Data excerpts:
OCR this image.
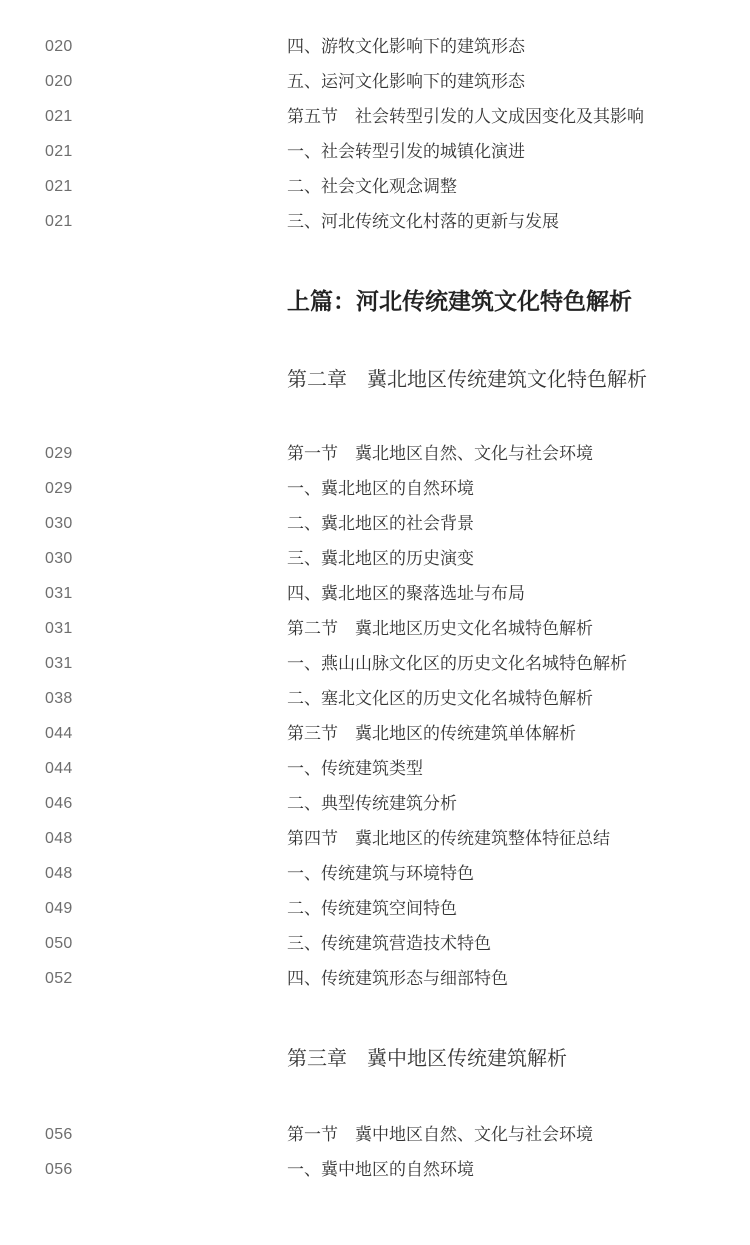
020	四、游牧文化影响下的建筑形态
020	五、运河文化影响下的建筑形态
021	第五节　社会转型引发的人文成因变化及其影响
021	一、社会转型引发的城镇化演进
021	二、社会文化观念调整
021	三、河北传统文化村落的更新与发展
上篇：河北传统建筑文化特色解析
第二章　冀北地区传统建筑文化特色解析
029	第一节　冀北地区自然、文化与社会环境
029	一、冀北地区的自然环境
030	二、冀北地区的社会背景
030	三、冀北地区的历史演变
031	四、冀北地区的聚落选址与布局
031	第二节　冀北地区历史文化名城特色解析
031	一、燕山山脉文化区的历史文化名城特色解析
038	二、塞北文化区的历史文化名城特色解析
044	第三节　冀北地区的传统建筑单体解析
044	一、传统建筑类型
046	二、典型传统建筑分析
048	第四节　冀北地区的传统建筑整体特征总结
048	一、传统建筑与环境特色
049	二、传统建筑空间特色
050	三、传统建筑营造技术特色
052	四、传统建筑形态与细部特色
第三章　冀中地区传统建筑解析
056	第一节　冀中地区自然、文化与社会环境
056	一、冀中地区的自然环境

Challenge
List each line of the entries that holds the string "文化与社会环境".

Correct result
029	第一节　冀北地区自然、文化与社会环境
056	第一节　冀中地区自然、文化与社会环境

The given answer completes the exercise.